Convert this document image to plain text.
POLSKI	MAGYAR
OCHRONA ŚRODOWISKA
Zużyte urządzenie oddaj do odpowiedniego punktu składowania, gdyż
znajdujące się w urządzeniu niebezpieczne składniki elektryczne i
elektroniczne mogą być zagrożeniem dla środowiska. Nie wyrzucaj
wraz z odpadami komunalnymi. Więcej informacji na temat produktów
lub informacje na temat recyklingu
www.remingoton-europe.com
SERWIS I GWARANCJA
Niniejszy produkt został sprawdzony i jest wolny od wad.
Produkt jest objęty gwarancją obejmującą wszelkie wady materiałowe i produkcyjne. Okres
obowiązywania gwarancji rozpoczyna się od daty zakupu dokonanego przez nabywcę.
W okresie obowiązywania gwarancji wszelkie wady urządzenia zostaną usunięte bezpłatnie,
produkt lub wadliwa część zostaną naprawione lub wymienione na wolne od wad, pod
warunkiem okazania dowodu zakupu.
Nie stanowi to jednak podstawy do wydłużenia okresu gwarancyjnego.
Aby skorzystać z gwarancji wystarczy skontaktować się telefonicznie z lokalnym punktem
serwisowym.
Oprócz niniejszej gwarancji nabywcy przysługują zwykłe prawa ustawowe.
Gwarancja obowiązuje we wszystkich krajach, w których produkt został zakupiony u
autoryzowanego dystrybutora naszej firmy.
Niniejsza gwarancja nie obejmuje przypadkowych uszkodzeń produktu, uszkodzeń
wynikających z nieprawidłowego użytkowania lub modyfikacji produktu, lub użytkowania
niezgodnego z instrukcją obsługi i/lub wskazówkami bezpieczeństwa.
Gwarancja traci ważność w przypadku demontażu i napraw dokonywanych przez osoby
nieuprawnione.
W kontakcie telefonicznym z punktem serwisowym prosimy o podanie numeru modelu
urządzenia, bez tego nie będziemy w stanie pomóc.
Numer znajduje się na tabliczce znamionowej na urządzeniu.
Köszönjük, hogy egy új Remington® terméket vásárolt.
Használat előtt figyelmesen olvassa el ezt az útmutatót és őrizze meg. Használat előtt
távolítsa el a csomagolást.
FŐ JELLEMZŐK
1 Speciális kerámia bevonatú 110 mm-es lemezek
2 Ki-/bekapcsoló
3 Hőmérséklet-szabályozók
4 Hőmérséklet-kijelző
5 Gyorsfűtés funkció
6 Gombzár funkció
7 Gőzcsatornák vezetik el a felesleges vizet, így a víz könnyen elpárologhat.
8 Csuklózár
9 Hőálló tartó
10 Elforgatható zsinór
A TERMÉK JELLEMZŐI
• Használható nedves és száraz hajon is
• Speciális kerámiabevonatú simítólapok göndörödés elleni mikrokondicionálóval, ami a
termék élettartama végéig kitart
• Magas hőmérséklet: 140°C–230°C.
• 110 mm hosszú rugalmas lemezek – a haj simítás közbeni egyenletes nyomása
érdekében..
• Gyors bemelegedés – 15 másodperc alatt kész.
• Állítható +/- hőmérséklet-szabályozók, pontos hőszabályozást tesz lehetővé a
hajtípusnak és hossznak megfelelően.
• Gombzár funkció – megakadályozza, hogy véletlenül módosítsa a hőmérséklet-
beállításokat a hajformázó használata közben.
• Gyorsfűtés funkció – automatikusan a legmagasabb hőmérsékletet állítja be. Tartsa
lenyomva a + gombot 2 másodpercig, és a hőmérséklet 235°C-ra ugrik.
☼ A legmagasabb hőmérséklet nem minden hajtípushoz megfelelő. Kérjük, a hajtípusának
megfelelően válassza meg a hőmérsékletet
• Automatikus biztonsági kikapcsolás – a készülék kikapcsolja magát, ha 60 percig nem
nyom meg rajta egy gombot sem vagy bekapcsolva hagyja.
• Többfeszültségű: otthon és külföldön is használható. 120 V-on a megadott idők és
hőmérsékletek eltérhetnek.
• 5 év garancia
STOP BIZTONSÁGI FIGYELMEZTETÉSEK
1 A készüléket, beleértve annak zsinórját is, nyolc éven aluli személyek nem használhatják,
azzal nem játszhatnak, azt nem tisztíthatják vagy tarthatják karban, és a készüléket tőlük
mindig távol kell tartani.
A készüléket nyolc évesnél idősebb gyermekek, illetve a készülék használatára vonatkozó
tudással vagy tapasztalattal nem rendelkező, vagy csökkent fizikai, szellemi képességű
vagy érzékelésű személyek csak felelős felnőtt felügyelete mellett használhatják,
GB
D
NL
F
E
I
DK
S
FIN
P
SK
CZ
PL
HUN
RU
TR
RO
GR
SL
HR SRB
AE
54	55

********

Locate the word "hogy" in the entries, and copy every line where it is found.

The result:
Köszönjük, hogy egy új Remington® terméket vásárolt.
• Gombzár funkció – megakadályozza, hogy véletlenül módosítsa a hőmérséklet-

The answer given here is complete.